[Passage]:

··········

OpenQTS: Open Complete Tang Poems Dataset (全唐詩)

A machine-readable edition of the Quan Tang Shi (全唐詩), or Complete Tang Poems. OpenQTS provides a unique identifier (UID) for every poem and enriches ~4,000+ authors with biographical data linked to Wikidata, CBDB, and VIAF. Includes algorithmic inference for missing historical metadata and preserves editorial context like prefaces and interlinear notes.

Overview

Metric	Value
Volumes	900
Poems	~50,000
Authors	~4,000+
Time Period	Tang Dynasty (618–907 CE)

Features

Complete corpus: All 900 volumes of the Quan Tang Shi
Structured format: Clean json with unique identifiers (UIDs)
Rich author metadata: Wikidata IDs, English names, birth/death years, gender, occupations, academic degrees
Authority file links: CBDB, VIAF, and Library of Congress IDs where available
Period classification: Authors tagged as Early/High/Middle/Late Tang
Multi-part poem handling: Indexing for poem sequences (其一, 其二, etc.)
Editorial content: Preserved prefaces (序), notes, and textual variants (where they're available)
Collaborative poems: Proper attribution for 聯句 (linked verse)

Dataset Structure

The dataset consists of two types of files:

Volume Files (`volume_NNN.json`)

Individual JSON files for each of the 900 volumes, plus a combined file. Each contains an array of poem objects:

{
  "uid": "QTS_001_003_01",
  "volume": 1,
  "author": {
    "canonical": "李世民",
    "recorded": "李世民",
    "wikidata_id": "Q9700",
    "english_name": "Emperor Taizong of Tang",
    "gender": "male",
    "period": "Early Tang"
  },
  "title": "帝京篇十首 一",
  "poem": [
    "秦川雄帝宅",
    "函谷壯皇居",
    "綺殿千尋起",
    "離宮百雉餘"

··········

[Requirement A]:
In the dataset description, which four periods are authors tagged with?
[Requirement B]:
Reproduce the dataset description from "A machine-readable edition" up to and including "unique identifiers (UIDs)".

[Data]:
··········

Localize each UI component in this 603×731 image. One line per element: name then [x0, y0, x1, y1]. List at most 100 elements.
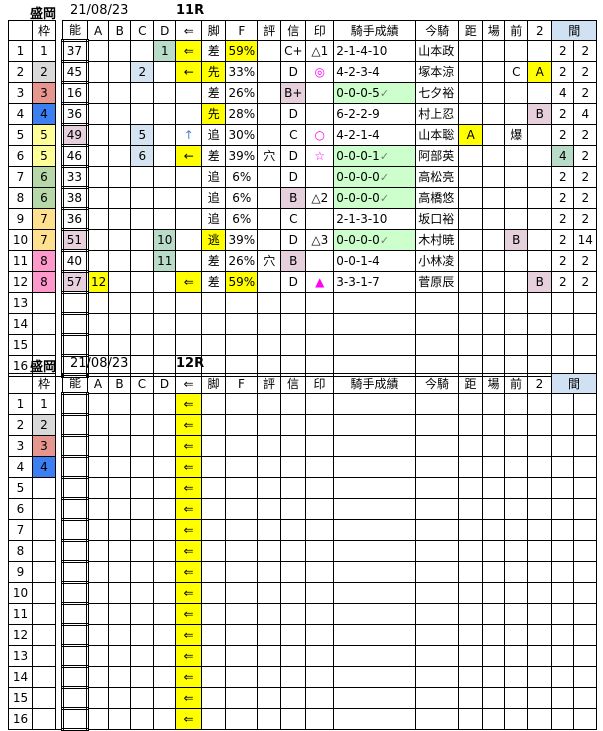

··········

[Task response A]:
Early, High, Middle, and Late Tang.

[Task response B]:
A machine-readable edition of the Quan Tang Shi (全唐詩), or Complete Tang Poems. OpenQTS provides a unique identifier (UID) for every poem and enriches ~4,000+ authors with biographical data linked to Wikidata, CBDB, and VIAF. Includes algorithmic inference for missing historical metadata and preserves editorial context like prefaces and interlinear notes.

Overview

Metric	Value
Volumes	900
Poems	~50,000
Authors	~4,000+
Time Period	Tang Dynasty (618–907 CE)

Features

Complete corpus: All 900 volumes of the Quan Tang Shi
Structured format: Clean json with unique identifiers (UIDs)